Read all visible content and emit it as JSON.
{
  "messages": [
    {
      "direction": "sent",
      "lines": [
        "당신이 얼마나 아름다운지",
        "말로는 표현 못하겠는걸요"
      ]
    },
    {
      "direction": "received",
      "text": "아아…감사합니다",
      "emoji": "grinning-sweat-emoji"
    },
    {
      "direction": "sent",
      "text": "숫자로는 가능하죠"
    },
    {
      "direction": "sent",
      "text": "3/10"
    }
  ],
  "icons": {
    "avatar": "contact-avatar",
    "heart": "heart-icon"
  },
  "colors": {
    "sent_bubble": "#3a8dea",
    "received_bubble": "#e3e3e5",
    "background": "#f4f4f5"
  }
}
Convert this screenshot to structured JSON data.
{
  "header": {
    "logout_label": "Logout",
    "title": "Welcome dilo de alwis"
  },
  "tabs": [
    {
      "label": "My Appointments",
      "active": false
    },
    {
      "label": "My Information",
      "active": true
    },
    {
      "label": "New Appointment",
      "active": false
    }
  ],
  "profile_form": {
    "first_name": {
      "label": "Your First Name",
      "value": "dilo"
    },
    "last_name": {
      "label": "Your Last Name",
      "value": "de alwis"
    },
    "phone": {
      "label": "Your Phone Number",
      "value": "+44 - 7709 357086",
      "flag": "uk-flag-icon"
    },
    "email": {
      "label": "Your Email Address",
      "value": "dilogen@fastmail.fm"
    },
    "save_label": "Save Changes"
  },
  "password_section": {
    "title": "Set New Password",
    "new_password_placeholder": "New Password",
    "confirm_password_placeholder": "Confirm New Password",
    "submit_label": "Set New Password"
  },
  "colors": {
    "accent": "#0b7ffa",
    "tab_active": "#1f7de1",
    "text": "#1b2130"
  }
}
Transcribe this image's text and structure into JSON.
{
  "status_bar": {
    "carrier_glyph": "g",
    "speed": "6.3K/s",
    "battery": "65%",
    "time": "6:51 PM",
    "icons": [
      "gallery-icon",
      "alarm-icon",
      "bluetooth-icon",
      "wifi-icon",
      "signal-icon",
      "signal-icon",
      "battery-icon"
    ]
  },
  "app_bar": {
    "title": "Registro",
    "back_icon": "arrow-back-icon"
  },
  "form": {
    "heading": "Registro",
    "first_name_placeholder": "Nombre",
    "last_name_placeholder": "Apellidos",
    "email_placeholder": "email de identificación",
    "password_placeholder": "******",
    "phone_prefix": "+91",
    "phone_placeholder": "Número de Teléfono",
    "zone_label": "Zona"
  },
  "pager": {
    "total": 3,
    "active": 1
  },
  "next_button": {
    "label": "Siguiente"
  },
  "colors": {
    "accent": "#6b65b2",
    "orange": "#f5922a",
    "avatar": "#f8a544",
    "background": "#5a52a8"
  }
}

⁂

DO THIS - Copy out every line in the entries above that holds "avatar".

THE ANSWER -
    "avatar": "contact-avatar",
    "avatar": "#f8a544",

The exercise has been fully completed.